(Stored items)
↓

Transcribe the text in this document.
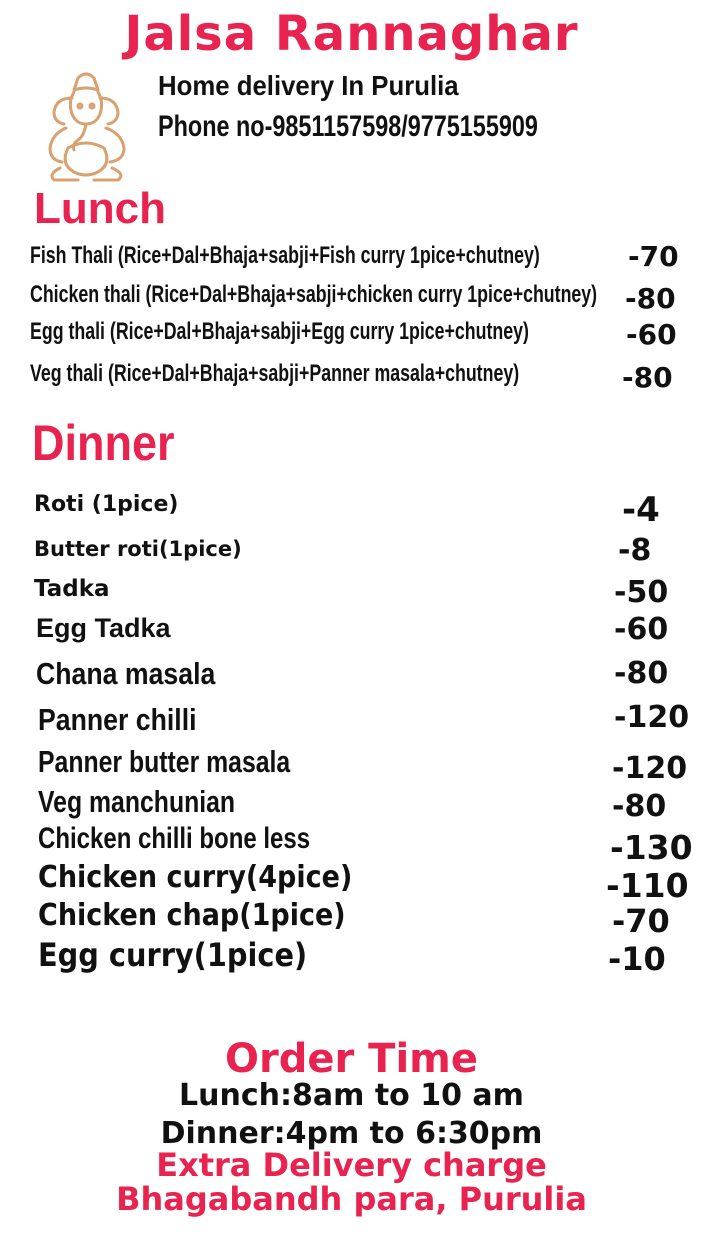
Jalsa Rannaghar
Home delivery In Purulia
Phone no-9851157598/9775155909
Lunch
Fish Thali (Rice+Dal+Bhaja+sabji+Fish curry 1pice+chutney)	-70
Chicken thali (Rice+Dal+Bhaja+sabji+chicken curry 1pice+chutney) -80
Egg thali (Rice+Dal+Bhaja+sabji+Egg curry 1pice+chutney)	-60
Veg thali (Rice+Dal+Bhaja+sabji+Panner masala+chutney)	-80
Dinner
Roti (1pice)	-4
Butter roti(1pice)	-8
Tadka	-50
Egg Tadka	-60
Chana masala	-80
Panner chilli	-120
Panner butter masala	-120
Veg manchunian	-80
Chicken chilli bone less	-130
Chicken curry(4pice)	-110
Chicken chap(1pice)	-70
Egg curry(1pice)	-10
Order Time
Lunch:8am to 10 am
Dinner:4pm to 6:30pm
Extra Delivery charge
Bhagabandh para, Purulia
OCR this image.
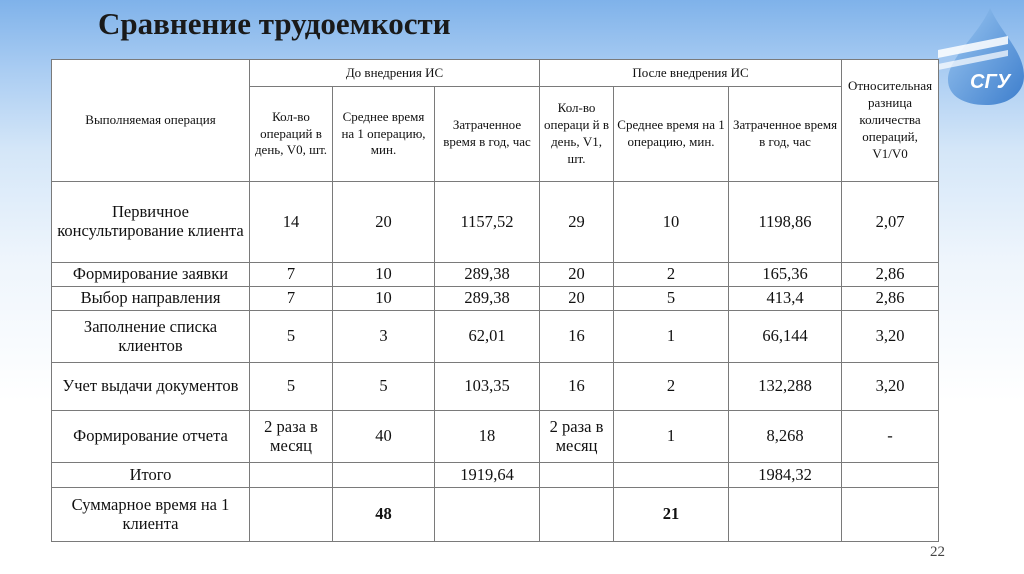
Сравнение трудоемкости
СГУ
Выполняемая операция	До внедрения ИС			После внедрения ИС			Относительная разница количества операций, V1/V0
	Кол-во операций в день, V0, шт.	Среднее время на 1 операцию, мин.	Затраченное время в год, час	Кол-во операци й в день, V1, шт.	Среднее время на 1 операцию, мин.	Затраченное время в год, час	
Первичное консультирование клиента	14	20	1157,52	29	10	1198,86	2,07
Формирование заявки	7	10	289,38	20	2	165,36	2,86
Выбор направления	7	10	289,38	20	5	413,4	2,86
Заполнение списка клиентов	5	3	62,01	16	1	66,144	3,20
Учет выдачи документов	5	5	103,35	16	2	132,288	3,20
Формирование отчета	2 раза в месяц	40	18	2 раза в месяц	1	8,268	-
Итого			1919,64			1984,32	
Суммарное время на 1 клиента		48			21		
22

↑
↓

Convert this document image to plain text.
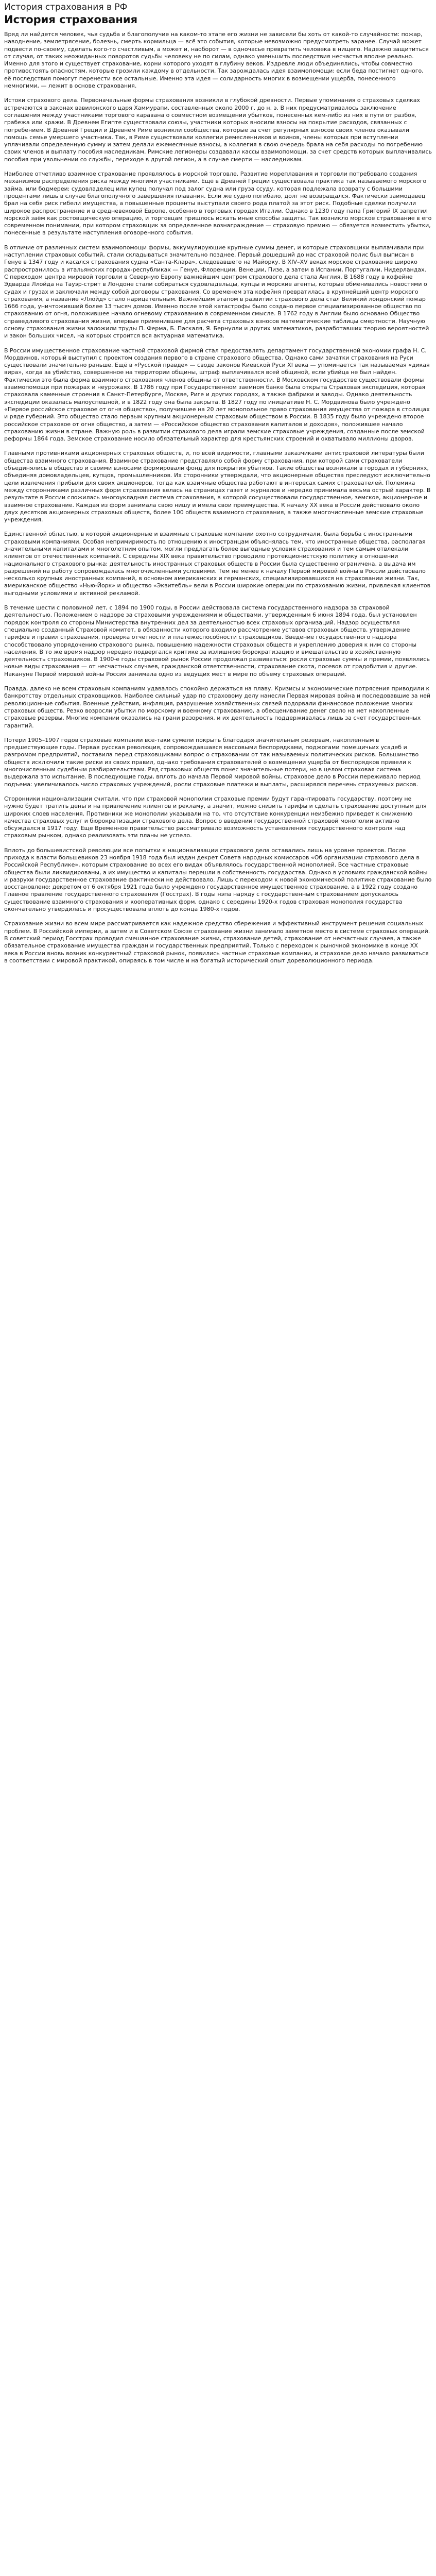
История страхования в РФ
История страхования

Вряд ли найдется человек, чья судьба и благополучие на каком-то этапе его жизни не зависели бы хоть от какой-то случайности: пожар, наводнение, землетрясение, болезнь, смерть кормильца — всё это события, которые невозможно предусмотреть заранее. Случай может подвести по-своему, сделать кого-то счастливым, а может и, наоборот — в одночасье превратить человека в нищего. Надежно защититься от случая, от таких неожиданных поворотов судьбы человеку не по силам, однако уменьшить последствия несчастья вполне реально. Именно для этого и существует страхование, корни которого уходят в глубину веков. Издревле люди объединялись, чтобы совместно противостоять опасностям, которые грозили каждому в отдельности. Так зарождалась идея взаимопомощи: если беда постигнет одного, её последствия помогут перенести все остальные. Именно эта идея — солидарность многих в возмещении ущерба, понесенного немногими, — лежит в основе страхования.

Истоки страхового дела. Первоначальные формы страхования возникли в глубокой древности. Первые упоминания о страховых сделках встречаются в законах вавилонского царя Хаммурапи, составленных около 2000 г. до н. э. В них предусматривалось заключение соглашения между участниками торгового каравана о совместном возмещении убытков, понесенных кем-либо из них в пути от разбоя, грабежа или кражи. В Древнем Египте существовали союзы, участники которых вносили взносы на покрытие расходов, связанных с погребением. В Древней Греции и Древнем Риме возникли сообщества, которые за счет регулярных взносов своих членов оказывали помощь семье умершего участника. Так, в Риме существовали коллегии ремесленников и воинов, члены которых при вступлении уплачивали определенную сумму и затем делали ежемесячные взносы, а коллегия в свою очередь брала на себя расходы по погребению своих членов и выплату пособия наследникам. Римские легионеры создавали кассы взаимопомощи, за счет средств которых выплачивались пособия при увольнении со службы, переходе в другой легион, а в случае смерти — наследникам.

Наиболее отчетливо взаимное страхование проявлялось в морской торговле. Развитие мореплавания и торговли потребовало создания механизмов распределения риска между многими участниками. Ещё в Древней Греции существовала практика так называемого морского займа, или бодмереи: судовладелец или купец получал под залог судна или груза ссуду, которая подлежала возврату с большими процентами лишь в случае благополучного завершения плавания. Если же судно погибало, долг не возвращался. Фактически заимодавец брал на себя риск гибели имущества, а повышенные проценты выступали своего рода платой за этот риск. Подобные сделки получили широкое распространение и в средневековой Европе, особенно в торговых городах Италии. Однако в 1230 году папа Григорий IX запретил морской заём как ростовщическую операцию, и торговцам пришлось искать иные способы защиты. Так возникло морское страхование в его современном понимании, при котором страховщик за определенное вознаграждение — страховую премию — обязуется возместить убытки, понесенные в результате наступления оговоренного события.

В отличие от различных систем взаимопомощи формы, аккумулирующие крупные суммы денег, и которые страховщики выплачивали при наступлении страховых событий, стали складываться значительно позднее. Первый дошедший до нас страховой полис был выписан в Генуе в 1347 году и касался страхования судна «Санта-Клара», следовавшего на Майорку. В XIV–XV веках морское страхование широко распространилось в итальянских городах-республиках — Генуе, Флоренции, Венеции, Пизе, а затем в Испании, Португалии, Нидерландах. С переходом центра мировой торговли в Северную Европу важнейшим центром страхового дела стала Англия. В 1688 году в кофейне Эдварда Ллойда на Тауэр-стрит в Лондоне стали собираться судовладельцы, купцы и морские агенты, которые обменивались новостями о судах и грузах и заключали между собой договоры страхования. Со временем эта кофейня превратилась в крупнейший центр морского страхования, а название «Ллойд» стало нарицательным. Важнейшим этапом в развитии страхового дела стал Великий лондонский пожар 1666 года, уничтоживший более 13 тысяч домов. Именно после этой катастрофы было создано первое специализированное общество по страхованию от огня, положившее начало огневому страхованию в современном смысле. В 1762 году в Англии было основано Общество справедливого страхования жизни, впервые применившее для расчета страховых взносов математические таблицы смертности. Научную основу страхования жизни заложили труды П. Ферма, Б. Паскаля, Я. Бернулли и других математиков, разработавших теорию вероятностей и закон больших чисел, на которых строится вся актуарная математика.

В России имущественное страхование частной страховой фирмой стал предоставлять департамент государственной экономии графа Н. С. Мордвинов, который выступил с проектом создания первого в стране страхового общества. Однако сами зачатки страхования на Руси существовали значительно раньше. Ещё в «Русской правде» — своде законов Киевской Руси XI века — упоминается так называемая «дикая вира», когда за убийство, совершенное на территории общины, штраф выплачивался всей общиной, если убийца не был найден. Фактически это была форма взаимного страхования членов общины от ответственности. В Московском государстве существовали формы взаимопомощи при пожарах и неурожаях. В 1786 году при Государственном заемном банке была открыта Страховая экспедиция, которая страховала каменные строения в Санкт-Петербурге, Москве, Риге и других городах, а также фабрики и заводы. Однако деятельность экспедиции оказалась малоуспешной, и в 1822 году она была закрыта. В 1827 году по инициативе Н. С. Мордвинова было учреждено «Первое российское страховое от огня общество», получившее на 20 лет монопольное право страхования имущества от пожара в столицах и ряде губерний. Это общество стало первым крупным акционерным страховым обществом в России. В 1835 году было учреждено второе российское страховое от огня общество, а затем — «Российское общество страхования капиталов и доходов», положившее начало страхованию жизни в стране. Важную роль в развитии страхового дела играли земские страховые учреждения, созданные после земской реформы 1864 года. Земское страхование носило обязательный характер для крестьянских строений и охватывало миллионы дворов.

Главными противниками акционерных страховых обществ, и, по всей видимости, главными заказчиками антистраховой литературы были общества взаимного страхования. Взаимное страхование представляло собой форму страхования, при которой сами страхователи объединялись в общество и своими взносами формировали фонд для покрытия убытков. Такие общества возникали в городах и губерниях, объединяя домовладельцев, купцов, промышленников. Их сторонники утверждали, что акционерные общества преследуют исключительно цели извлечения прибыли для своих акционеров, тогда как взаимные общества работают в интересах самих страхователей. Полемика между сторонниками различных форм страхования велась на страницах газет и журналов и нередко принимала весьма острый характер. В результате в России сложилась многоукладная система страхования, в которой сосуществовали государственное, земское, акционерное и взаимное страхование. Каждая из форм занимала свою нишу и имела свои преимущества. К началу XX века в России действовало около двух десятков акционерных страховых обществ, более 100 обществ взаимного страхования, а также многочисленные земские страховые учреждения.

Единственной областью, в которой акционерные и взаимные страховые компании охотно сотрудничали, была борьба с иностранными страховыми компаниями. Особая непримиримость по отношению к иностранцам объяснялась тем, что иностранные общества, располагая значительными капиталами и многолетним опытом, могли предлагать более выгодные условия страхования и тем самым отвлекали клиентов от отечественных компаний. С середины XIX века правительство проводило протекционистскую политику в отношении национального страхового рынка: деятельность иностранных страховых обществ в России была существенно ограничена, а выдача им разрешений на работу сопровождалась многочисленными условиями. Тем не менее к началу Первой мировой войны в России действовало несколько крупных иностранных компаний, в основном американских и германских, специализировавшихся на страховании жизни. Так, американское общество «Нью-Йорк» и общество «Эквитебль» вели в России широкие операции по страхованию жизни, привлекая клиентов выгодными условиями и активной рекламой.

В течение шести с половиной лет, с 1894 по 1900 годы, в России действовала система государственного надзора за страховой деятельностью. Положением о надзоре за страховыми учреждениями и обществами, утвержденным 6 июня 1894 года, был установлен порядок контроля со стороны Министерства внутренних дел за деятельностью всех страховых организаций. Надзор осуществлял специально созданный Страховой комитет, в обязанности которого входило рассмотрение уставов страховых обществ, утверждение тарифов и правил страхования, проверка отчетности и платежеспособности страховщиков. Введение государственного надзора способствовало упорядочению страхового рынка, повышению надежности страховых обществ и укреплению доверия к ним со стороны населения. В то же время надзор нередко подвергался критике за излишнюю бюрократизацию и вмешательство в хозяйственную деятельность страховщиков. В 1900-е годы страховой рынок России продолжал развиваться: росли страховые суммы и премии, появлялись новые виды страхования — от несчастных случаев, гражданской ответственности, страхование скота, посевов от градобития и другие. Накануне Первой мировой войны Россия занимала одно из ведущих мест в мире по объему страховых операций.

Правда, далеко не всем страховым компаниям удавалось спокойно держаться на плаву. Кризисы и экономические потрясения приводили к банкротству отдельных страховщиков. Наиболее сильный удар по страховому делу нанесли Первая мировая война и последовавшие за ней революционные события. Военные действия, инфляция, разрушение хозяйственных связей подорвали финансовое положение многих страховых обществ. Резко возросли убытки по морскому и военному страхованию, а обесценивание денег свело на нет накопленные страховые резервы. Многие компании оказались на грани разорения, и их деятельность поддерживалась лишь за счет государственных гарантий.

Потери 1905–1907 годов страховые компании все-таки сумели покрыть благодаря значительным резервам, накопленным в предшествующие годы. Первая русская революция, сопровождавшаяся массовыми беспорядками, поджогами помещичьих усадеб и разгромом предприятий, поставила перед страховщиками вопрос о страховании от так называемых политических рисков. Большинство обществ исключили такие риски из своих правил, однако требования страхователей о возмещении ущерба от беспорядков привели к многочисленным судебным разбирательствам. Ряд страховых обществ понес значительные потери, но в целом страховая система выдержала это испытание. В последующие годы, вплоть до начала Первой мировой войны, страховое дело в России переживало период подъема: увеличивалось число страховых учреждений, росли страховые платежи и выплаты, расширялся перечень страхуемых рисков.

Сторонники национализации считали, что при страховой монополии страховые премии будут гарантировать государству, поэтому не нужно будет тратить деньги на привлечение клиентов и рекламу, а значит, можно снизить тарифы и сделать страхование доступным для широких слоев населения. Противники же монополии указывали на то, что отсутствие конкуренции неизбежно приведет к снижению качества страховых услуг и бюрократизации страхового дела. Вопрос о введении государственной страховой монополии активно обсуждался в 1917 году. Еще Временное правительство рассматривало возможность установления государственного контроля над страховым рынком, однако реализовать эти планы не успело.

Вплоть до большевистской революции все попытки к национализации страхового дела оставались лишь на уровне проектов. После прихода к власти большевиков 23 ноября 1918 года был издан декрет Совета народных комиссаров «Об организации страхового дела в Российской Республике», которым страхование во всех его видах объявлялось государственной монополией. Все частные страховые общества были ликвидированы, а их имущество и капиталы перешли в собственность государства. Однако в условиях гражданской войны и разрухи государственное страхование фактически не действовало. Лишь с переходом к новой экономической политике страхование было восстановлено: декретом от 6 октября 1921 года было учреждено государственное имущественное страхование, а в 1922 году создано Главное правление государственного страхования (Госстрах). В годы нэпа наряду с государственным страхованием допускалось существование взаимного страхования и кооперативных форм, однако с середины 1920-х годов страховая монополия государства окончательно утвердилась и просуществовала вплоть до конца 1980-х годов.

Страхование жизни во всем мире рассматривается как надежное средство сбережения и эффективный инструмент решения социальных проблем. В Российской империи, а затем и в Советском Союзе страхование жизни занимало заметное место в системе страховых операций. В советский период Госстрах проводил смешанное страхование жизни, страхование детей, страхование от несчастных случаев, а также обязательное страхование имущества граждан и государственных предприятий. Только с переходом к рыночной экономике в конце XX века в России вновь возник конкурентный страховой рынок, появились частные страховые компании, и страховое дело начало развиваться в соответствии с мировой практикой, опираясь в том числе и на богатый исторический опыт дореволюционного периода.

↑
↓

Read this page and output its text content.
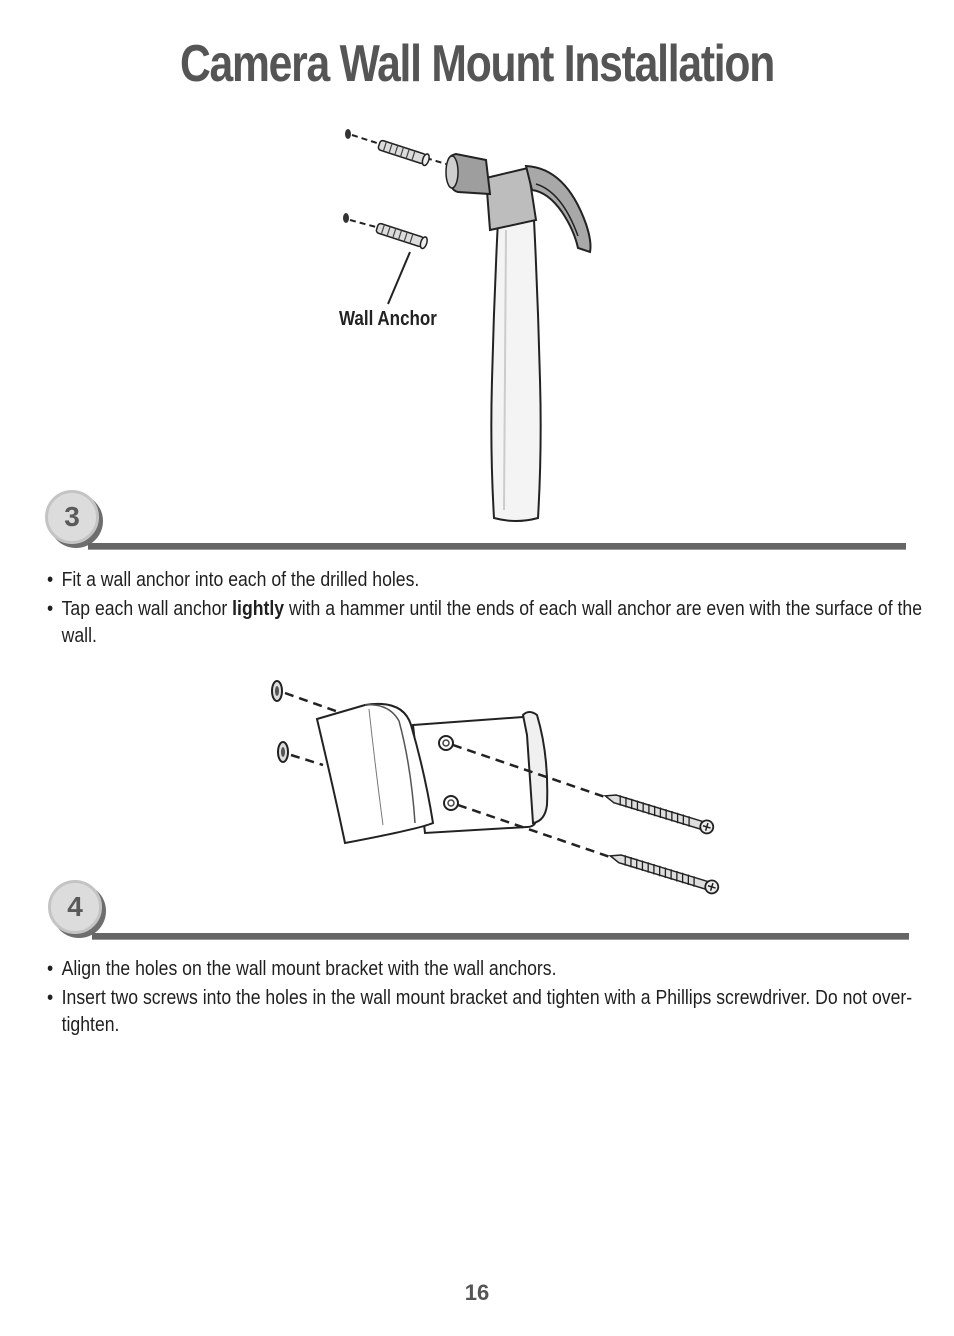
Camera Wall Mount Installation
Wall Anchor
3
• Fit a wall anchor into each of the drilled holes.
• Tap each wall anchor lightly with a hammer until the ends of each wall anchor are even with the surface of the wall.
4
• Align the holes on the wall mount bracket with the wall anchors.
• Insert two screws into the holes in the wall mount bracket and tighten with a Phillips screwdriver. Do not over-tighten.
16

↑

**Exercise description:** Search the data for the word "curry" and copy each line where it appears.

**Finished exercise:**
Fish Thali (Rice+Dal+Bhaja+sabji+Fish curry 1pice+chutney)	-70
Chicken thali (Rice+Dal+Bhaja+sabji+chicken curry 1pice+chutney) -80
Egg thali (Rice+Dal+Bhaja+sabji+Egg curry 1pice+chutney)	-60
Chicken curry(4pice)	-110
Egg curry(1pice)	-10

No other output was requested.